[SHORT EXERCISE]
Count lines with "Children" in them. Report only the total.

[DATA EXTRACT]

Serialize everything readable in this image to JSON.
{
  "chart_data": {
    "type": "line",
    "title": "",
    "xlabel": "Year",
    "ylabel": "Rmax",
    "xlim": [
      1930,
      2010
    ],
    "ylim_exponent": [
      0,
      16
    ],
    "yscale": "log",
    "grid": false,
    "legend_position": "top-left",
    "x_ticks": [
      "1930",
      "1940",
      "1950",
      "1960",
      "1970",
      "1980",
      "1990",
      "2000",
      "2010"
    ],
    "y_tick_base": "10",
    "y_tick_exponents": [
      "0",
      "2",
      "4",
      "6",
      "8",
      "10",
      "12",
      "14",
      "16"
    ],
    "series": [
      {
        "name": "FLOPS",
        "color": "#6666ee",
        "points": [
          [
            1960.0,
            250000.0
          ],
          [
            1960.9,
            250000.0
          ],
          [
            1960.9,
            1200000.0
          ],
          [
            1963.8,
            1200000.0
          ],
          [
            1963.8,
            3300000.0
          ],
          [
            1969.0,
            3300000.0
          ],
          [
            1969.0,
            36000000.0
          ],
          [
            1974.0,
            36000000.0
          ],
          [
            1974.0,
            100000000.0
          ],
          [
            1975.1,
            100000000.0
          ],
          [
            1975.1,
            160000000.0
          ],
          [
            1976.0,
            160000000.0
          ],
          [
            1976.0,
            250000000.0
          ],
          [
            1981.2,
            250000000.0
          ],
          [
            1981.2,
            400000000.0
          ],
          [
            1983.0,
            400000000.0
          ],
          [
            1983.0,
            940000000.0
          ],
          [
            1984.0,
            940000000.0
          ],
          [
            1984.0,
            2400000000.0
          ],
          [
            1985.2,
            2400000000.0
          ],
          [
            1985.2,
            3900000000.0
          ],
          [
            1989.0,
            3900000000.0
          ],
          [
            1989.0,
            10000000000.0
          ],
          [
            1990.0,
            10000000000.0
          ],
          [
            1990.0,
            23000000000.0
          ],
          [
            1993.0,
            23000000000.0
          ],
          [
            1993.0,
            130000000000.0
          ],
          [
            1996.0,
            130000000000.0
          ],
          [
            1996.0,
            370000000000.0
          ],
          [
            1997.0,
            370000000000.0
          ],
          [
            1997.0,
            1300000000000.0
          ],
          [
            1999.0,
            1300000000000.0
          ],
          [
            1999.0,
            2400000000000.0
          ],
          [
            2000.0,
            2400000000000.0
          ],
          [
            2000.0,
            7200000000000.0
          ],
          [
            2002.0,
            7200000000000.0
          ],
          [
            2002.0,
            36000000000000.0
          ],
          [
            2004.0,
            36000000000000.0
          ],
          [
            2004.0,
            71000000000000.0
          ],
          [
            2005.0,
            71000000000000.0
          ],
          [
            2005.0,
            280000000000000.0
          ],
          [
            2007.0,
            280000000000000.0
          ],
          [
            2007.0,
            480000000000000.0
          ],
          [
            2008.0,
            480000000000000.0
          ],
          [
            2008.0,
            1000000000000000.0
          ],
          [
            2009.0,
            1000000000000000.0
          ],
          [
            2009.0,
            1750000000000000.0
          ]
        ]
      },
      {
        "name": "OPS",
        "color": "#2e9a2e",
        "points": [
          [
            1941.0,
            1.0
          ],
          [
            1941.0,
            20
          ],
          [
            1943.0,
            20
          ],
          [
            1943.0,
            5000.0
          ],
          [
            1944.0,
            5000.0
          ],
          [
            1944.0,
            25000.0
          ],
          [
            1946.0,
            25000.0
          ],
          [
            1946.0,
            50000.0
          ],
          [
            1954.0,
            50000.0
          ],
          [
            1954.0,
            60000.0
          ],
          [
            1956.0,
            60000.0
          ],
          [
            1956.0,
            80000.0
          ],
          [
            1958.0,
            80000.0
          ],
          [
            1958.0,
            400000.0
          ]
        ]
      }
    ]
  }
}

--

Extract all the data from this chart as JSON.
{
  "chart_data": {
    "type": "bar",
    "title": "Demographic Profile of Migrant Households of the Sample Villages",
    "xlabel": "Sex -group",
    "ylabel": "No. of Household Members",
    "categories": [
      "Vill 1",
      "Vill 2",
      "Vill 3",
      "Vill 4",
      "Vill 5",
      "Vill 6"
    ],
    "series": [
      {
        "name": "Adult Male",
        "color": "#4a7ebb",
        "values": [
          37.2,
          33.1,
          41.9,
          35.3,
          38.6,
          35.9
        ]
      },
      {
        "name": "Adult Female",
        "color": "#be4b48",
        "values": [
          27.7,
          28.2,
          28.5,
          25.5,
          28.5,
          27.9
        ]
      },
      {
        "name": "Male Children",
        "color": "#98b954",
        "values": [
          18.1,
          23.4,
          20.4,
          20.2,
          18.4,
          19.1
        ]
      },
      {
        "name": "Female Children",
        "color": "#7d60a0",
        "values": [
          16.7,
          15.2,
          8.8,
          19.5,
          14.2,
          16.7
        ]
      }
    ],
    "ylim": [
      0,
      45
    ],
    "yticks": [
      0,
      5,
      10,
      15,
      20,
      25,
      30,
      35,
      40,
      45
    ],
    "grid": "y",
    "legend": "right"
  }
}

[FINISHED EXERCISE]
2